Objective:
Identify, in the records below, every line where the string "Normal" appears, and copy each such line.

Source data:
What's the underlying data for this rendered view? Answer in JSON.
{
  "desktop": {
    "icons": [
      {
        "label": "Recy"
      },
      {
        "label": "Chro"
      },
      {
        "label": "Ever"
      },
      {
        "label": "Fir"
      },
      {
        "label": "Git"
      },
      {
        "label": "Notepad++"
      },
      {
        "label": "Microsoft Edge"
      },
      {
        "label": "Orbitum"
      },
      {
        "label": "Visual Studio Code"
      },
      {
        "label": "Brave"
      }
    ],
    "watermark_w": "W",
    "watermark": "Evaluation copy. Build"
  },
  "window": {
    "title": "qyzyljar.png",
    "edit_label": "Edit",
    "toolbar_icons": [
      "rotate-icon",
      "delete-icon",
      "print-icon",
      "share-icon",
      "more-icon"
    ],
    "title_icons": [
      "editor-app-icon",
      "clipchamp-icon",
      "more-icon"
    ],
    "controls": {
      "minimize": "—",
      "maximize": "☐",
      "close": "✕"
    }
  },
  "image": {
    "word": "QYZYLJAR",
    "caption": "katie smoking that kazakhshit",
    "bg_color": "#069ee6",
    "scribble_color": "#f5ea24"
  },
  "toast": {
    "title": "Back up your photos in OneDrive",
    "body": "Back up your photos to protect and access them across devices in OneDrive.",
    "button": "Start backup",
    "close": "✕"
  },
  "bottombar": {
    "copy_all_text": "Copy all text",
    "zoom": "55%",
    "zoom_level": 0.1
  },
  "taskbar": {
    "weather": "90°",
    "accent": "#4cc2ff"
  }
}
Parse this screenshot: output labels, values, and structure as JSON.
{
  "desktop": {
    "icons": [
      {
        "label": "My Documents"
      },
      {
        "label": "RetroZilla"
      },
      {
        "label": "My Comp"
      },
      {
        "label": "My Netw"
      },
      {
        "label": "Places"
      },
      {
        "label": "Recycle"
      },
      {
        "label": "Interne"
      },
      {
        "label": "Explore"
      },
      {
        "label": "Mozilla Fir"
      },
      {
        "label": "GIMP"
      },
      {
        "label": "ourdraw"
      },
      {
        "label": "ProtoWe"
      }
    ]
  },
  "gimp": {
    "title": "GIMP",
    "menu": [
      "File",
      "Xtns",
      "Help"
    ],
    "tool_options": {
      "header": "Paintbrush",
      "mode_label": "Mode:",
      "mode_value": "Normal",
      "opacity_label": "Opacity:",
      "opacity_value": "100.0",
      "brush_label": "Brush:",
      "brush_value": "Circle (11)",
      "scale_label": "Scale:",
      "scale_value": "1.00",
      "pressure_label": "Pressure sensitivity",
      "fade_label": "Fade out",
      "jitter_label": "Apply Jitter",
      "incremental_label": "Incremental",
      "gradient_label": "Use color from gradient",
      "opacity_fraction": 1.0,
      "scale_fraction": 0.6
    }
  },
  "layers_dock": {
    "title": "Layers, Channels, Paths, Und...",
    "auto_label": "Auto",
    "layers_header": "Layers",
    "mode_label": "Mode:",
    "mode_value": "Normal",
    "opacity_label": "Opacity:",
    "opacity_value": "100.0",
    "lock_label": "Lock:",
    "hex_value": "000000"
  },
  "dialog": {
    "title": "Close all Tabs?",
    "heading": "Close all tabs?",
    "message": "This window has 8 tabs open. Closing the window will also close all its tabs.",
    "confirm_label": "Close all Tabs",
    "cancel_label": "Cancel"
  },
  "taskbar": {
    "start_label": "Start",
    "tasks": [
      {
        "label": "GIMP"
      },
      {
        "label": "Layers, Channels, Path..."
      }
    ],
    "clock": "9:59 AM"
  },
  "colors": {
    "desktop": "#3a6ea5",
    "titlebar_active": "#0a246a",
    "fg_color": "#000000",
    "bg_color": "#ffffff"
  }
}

Output for this task:
      "mode_value": "Normal",
    "mode_value": "Normal",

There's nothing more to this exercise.